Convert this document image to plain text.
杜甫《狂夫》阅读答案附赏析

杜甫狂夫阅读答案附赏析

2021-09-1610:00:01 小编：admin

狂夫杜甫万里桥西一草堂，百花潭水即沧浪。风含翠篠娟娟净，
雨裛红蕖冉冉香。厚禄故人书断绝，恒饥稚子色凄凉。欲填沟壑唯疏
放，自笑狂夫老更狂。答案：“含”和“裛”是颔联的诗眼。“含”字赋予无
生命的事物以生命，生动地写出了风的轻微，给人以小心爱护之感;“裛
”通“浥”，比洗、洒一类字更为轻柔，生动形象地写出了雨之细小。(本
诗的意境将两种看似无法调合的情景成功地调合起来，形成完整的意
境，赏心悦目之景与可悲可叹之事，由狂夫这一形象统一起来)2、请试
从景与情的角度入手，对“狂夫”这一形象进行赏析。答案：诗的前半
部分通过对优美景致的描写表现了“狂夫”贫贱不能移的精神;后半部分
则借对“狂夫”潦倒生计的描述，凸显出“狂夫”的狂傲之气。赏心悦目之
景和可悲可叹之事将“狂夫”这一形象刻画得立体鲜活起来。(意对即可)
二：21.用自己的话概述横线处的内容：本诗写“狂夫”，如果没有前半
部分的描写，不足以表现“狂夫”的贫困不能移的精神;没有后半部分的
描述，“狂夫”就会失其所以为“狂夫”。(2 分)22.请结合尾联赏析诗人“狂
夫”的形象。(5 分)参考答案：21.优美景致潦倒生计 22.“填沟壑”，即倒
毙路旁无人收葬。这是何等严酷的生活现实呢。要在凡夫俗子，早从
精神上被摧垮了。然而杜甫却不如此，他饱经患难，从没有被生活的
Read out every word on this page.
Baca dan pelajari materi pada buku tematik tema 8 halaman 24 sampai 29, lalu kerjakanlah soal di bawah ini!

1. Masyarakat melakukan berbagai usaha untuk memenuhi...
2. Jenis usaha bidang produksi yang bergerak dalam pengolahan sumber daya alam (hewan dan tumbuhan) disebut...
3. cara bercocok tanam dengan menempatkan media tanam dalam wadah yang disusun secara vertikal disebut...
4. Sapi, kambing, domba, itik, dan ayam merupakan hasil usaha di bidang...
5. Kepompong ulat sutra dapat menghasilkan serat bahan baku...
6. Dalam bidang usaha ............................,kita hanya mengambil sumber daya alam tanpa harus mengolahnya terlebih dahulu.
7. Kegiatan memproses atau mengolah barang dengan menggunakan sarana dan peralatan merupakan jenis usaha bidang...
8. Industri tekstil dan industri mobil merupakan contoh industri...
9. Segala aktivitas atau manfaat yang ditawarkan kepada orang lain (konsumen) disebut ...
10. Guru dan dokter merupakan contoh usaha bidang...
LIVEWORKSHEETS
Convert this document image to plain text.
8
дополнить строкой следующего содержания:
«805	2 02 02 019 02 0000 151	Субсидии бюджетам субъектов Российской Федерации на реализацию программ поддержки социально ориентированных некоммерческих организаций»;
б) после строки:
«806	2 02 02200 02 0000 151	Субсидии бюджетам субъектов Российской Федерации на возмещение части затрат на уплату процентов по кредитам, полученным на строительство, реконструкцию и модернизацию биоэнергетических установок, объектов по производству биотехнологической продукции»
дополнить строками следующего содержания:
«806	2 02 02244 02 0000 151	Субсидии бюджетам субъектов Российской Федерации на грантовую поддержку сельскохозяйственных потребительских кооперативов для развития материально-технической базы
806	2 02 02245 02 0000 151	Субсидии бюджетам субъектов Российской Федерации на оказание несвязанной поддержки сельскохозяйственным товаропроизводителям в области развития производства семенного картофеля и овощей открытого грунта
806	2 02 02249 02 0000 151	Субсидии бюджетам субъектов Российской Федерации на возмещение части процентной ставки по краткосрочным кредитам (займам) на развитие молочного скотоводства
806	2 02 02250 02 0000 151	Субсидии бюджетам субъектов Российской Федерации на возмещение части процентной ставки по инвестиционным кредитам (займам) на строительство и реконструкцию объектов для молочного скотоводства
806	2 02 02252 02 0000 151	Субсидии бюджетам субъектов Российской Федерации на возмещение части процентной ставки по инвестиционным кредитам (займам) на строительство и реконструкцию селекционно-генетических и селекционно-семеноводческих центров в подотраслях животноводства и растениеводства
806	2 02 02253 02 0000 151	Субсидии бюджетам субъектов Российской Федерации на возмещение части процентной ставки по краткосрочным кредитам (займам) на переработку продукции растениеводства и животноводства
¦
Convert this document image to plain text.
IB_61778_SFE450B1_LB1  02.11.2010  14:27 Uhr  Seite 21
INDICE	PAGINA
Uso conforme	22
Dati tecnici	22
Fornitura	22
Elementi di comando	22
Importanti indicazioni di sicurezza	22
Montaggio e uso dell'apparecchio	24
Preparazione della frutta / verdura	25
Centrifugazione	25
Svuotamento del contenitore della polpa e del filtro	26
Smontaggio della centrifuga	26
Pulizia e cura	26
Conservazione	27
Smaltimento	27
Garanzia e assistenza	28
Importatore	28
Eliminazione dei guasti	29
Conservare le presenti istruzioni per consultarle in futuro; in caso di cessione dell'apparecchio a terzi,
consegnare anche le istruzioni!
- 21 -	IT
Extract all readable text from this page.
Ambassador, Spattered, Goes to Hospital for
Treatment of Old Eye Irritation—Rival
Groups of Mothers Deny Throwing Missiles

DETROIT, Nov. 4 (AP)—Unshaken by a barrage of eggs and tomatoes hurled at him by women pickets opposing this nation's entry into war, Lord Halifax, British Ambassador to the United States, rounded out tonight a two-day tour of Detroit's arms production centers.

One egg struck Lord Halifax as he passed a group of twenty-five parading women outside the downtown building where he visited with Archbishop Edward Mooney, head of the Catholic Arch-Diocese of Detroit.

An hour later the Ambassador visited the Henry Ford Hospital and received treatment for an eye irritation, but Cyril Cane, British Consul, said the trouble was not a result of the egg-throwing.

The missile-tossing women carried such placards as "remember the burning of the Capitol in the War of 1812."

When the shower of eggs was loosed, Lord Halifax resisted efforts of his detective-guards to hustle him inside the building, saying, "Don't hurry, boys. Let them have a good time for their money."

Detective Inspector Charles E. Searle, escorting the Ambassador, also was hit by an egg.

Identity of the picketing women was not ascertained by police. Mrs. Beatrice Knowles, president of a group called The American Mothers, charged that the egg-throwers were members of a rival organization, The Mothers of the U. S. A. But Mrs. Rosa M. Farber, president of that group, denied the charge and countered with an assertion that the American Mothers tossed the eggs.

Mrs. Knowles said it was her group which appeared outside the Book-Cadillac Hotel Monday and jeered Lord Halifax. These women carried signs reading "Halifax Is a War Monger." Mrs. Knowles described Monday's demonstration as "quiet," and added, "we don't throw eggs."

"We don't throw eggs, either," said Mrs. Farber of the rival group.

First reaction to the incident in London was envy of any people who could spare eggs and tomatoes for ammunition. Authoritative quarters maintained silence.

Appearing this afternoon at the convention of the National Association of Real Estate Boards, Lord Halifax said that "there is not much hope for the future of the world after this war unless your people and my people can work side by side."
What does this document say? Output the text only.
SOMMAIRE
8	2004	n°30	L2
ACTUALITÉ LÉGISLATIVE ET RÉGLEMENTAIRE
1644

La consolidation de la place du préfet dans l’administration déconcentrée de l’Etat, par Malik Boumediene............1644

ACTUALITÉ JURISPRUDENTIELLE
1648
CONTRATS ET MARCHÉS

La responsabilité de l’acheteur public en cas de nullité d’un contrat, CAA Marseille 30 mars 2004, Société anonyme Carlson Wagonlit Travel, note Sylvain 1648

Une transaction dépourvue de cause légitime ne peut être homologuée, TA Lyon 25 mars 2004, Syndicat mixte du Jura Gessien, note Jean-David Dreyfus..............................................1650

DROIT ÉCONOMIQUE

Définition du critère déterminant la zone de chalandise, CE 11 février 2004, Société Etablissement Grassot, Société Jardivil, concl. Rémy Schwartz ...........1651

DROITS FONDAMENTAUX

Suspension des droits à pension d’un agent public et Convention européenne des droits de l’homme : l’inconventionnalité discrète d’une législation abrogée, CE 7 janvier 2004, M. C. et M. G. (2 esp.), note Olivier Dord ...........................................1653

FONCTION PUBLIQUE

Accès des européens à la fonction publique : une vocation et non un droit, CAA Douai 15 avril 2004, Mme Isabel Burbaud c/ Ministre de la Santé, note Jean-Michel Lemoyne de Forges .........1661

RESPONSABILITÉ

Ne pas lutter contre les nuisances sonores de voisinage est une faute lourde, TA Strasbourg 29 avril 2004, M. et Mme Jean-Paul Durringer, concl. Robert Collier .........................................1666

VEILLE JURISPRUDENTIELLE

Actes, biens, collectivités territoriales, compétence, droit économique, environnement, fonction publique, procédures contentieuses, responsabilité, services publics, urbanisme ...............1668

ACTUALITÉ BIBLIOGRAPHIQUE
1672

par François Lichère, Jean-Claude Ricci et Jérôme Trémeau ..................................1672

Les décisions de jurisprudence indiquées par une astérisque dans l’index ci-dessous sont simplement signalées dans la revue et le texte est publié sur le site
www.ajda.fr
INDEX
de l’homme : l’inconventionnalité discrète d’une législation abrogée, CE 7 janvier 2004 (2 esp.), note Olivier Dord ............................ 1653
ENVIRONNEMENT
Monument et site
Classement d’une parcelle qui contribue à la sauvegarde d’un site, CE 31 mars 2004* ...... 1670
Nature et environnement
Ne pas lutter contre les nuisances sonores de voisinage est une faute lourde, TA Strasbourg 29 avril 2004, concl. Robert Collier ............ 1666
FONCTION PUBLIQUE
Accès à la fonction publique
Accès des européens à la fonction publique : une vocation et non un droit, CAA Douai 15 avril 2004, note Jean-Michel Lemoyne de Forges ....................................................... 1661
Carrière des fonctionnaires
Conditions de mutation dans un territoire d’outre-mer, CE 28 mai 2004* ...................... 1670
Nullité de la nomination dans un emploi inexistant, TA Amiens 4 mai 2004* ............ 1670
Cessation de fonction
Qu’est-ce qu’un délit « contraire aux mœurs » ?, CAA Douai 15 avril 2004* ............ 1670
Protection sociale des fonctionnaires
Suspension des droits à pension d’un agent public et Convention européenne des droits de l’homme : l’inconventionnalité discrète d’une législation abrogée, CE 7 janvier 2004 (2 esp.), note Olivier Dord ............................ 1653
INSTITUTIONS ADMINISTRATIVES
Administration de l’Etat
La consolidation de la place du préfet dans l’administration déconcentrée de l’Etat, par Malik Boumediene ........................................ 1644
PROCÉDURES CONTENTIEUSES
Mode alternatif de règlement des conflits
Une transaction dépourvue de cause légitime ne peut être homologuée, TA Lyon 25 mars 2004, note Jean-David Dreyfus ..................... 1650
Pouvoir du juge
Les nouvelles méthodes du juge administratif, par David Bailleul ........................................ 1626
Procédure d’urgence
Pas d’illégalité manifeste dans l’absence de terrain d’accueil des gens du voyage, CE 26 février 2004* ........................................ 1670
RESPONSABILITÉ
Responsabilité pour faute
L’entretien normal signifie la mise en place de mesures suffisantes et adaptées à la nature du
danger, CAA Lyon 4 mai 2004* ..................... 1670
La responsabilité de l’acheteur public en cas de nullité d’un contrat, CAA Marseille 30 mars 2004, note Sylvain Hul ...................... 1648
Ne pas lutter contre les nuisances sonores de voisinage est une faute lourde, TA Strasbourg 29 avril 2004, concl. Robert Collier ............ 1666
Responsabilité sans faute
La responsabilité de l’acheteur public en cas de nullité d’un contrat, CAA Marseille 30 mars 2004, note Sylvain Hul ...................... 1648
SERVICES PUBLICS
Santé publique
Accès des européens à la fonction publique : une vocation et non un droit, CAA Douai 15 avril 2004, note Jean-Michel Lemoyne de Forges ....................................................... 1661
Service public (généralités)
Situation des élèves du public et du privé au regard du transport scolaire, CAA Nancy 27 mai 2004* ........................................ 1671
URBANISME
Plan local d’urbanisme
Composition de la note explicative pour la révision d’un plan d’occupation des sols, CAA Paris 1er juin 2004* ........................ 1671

## GIVEN REQUEST
Gather and copy every line of the data in which the string "pension" is found.

## EXERCISE OUTPUT
Suspension des droits à pension d’un agent public et Convention européenne des droits de l’homme : l’inconventionnalité discrète d’une législation abrogée, CE 7 janvier 2004, M. C. et M. G. (2 esp.), note Olivier Dord ...........................................1653
Suspension des droits à pension d’un agent public et Convention européenne des droits de l’homme : l’inconventionnalité discrète d’une législation abrogée, CE 7 janvier 2004 (2 esp.), note Olivier Dord ............................ 1653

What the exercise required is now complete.